[Items from a dataset]
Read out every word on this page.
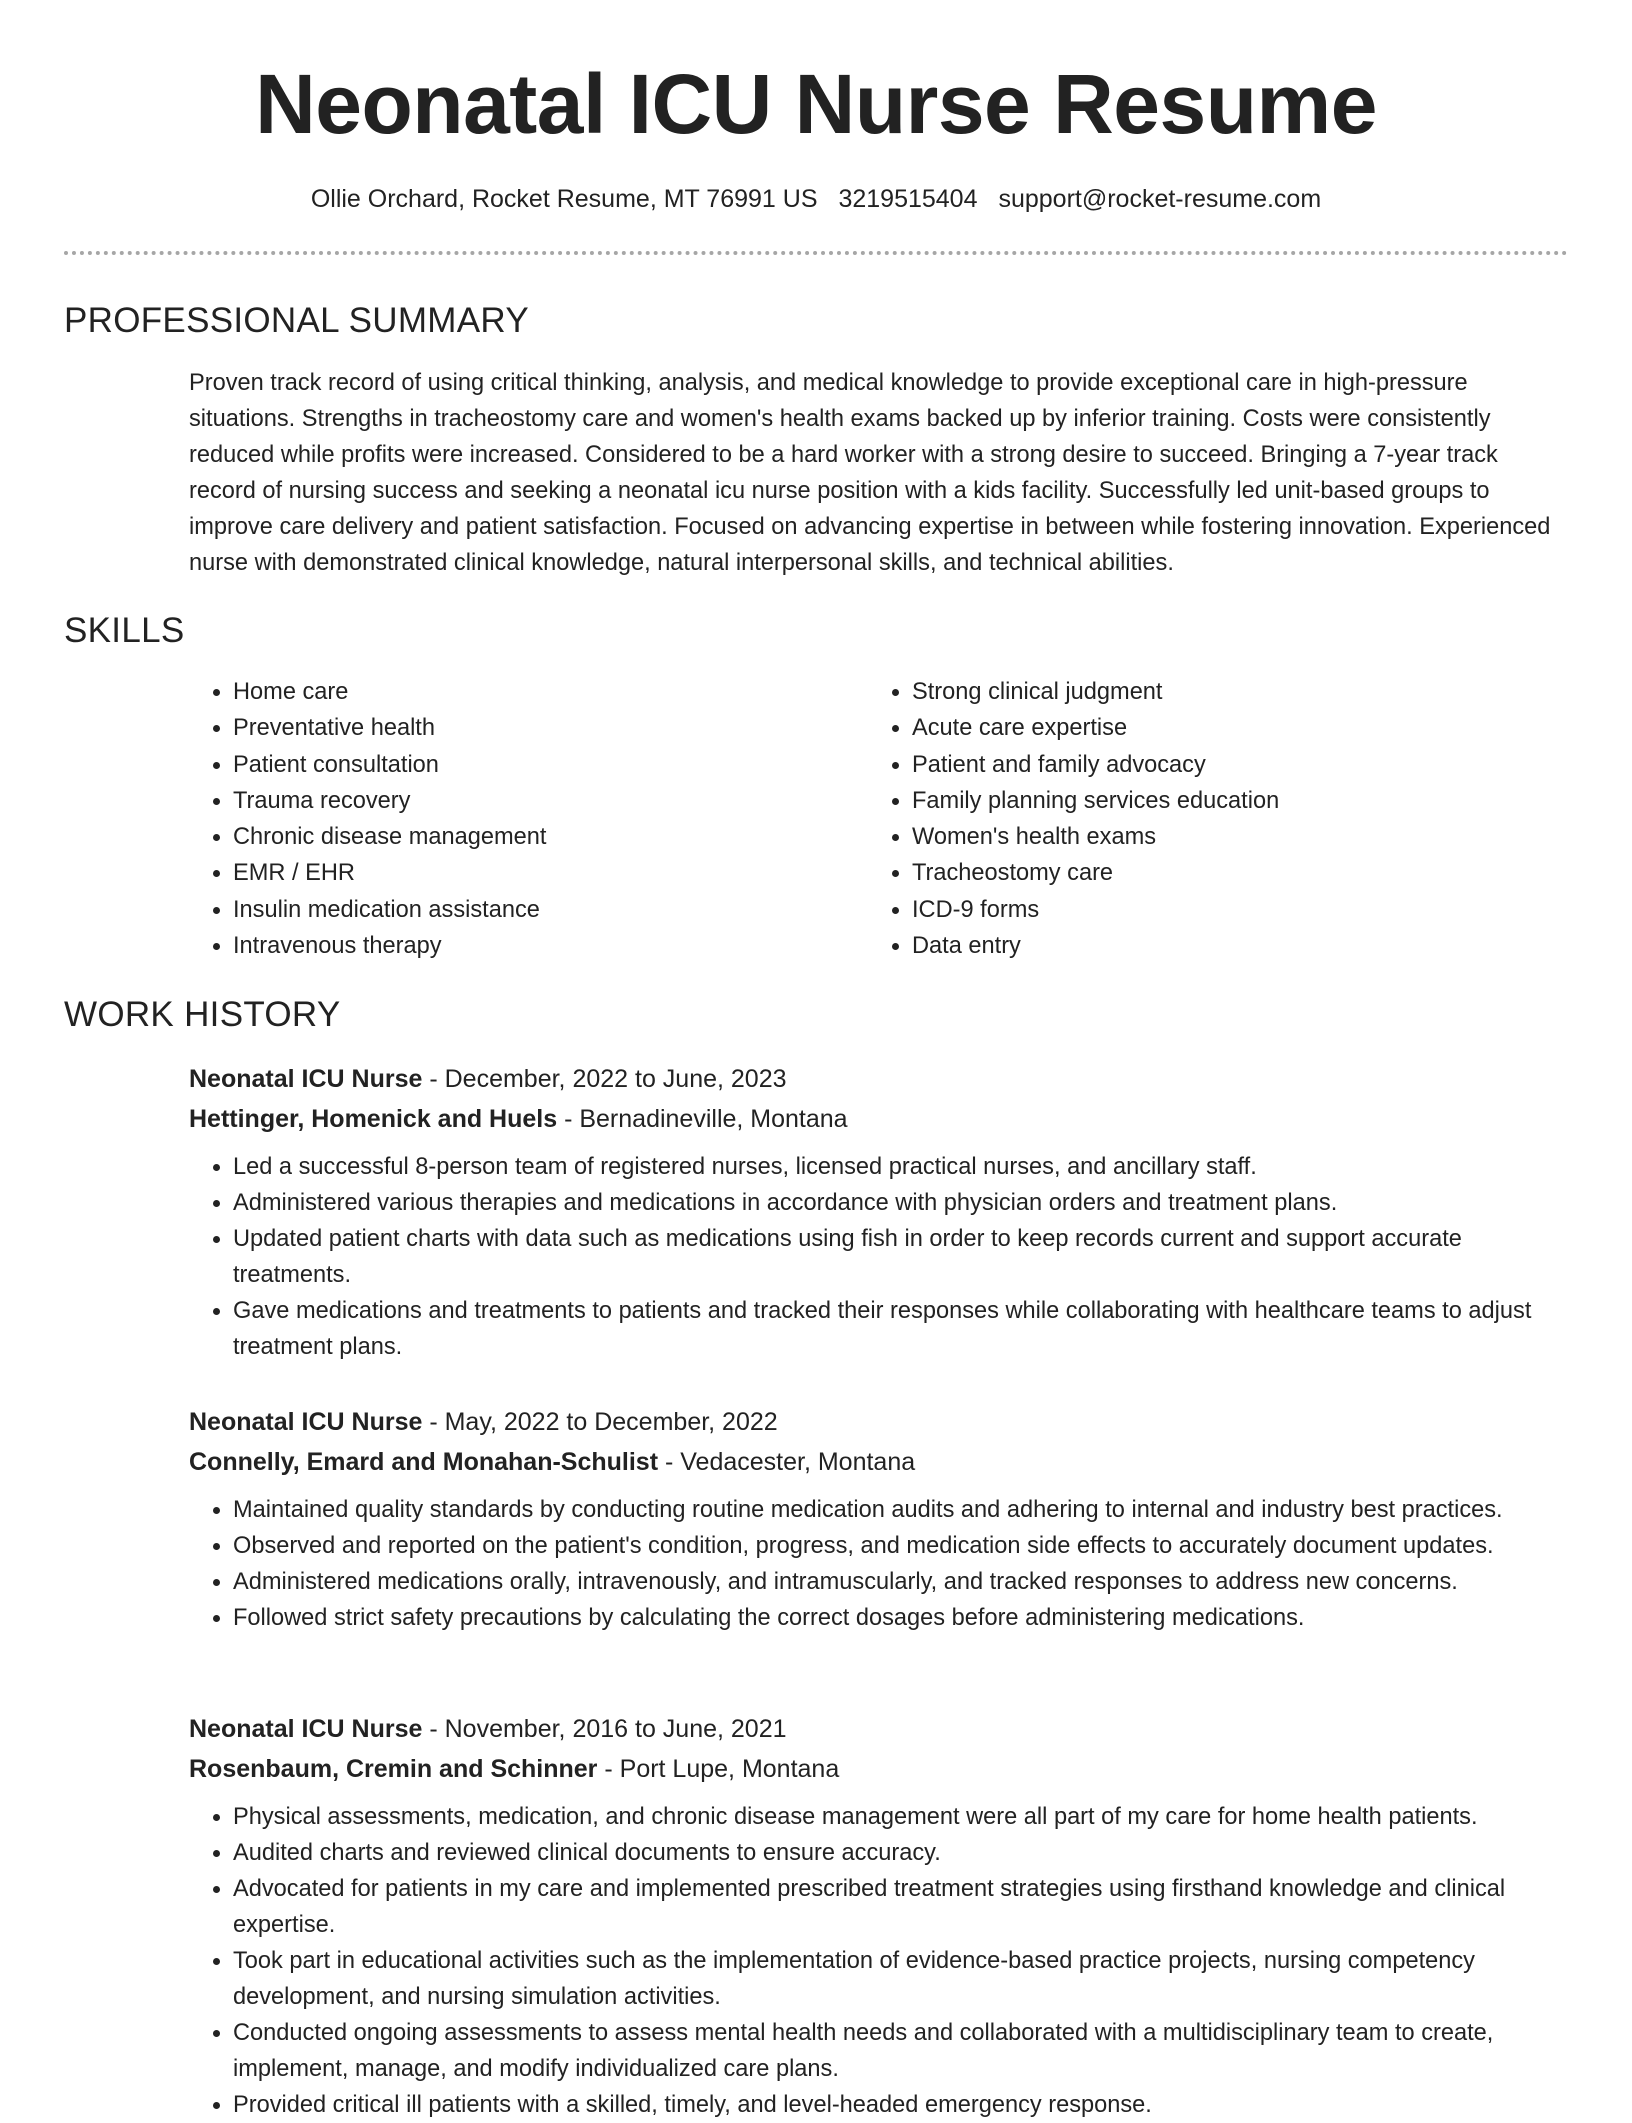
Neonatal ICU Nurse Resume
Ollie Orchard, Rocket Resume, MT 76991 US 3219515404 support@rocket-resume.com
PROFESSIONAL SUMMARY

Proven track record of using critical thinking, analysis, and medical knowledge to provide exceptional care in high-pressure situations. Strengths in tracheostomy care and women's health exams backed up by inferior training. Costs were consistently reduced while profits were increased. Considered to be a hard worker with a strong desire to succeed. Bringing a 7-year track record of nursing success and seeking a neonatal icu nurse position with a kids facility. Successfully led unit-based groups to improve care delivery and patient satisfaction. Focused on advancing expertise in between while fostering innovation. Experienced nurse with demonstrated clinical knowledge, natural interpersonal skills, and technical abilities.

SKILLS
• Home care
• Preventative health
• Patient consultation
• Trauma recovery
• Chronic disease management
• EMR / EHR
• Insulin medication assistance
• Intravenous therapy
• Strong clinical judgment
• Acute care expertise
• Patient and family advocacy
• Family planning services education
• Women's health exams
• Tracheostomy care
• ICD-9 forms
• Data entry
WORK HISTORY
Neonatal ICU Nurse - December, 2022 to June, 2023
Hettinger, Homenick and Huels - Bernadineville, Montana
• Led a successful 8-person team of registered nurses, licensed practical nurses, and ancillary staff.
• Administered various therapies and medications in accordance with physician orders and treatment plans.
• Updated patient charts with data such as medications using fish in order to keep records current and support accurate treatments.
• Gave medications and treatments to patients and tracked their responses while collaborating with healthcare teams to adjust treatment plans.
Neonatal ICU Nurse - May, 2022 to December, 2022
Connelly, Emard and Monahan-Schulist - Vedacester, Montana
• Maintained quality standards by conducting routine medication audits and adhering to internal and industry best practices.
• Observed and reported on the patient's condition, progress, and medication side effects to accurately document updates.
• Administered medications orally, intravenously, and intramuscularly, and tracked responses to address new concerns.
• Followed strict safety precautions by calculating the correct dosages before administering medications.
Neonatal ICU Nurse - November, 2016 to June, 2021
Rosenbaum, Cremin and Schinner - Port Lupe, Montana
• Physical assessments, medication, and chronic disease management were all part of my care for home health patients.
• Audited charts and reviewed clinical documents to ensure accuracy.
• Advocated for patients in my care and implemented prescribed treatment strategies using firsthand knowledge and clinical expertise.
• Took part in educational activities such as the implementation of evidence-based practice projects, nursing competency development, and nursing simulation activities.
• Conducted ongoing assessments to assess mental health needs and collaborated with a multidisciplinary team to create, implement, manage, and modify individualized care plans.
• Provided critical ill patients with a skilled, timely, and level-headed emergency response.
--
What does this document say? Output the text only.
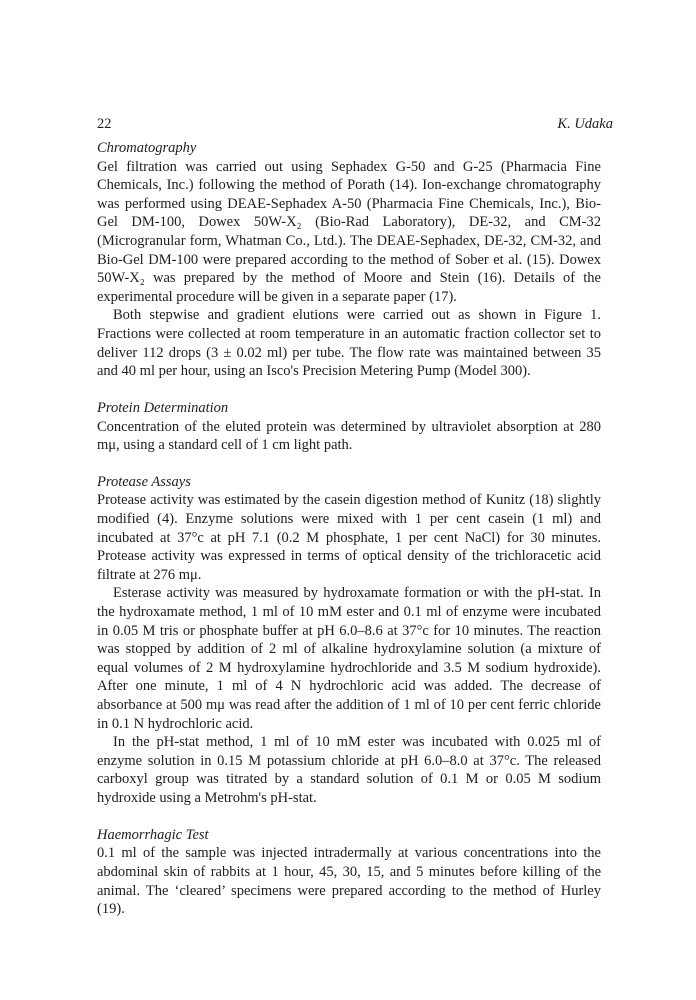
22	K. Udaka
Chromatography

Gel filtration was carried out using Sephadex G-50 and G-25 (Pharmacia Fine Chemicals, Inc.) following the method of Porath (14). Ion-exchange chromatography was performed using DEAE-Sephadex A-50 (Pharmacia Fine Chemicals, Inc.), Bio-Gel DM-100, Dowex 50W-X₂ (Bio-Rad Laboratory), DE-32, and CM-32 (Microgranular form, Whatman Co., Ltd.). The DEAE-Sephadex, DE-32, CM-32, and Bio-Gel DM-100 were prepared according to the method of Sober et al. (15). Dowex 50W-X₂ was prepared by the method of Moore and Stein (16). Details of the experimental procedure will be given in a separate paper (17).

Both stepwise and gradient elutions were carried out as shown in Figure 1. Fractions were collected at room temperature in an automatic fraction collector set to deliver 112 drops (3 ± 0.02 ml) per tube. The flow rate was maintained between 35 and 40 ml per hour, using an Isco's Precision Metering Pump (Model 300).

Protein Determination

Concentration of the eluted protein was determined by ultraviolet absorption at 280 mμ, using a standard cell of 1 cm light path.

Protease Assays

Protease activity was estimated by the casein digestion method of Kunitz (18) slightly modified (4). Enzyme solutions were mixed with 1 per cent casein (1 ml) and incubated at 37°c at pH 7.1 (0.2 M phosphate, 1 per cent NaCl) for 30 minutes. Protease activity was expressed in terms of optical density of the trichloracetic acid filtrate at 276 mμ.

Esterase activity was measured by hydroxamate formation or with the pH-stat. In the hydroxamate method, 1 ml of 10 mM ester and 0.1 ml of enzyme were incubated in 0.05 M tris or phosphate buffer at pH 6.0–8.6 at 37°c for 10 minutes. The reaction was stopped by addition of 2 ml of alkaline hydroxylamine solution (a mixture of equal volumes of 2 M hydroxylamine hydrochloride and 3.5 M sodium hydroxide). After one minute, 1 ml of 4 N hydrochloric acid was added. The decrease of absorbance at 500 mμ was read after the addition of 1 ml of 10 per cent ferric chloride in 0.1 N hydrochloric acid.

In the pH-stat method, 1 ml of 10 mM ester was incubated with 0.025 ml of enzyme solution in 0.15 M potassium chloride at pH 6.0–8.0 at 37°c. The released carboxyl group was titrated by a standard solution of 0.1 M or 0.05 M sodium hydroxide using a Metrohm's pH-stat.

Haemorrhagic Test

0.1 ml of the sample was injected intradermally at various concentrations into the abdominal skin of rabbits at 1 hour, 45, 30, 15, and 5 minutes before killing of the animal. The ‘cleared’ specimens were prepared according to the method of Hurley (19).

▸ EXERCISE
Look over the entries for "responses", then copy every line that includes that string.

▸ SOLUTION TO THIS TASK
• Gave medications and treatments to patients and tracked their responses while collaborating with healthcare teams to adjust treatment plans.
• Administered medications orally, intravenously, and intramuscularly, and tracked responses to address new concerns.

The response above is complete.